** Start **

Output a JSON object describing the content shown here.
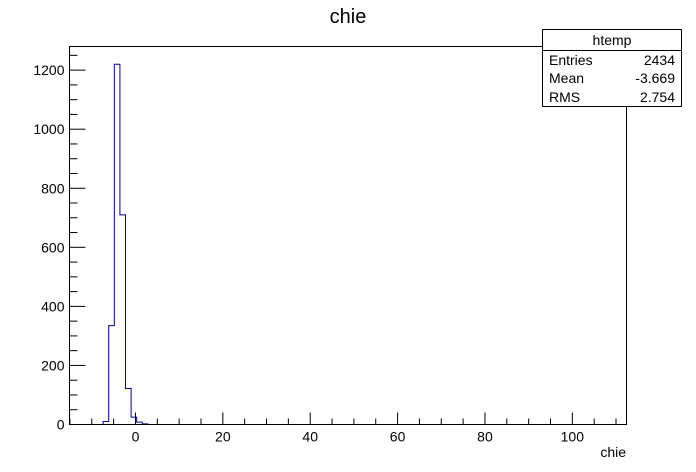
{
  "chart_data": {
    "type": "bar",
    "title": "chie",
    "xlabel": "chie",
    "ylabel": "",
    "xlim": [
      -15.1,
      112.4
    ],
    "ylim": [
      0,
      1280
    ],
    "x_ticks": [
      0,
      20,
      40,
      60,
      80,
      100
    ],
    "y_ticks": [
      0,
      200,
      400,
      600,
      800,
      1000,
      1200
    ],
    "bin_width": 1.28,
    "bins": [
      {
        "x0": -7.4,
        "count": 10
      },
      {
        "x0": -6.12,
        "count": 335
      },
      {
        "x0": -4.84,
        "count": 1220
      },
      {
        "x0": -3.56,
        "count": 710
      },
      {
        "x0": -2.28,
        "count": 122
      },
      {
        "x0": -1.0,
        "count": 25
      },
      {
        "x0": 0.28,
        "count": 8
      },
      {
        "x0": 1.56,
        "count": 2
      }
    ],
    "line_color": "#000099",
    "legend_position": "top-right",
    "stats": {
      "name": "htemp",
      "rows": [
        {
          "label": "Entries",
          "value": "2434"
        },
        {
          "label": "Mean",
          "value": "-3.669"
        },
        {
          "label": "RMS",
          "value": "2.754"
        }
      ]
    }
  }
}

** End **

**Given request**
Check each line of the data above for the word "count" and say how many lines have it. Give the number alone.

**Output**
8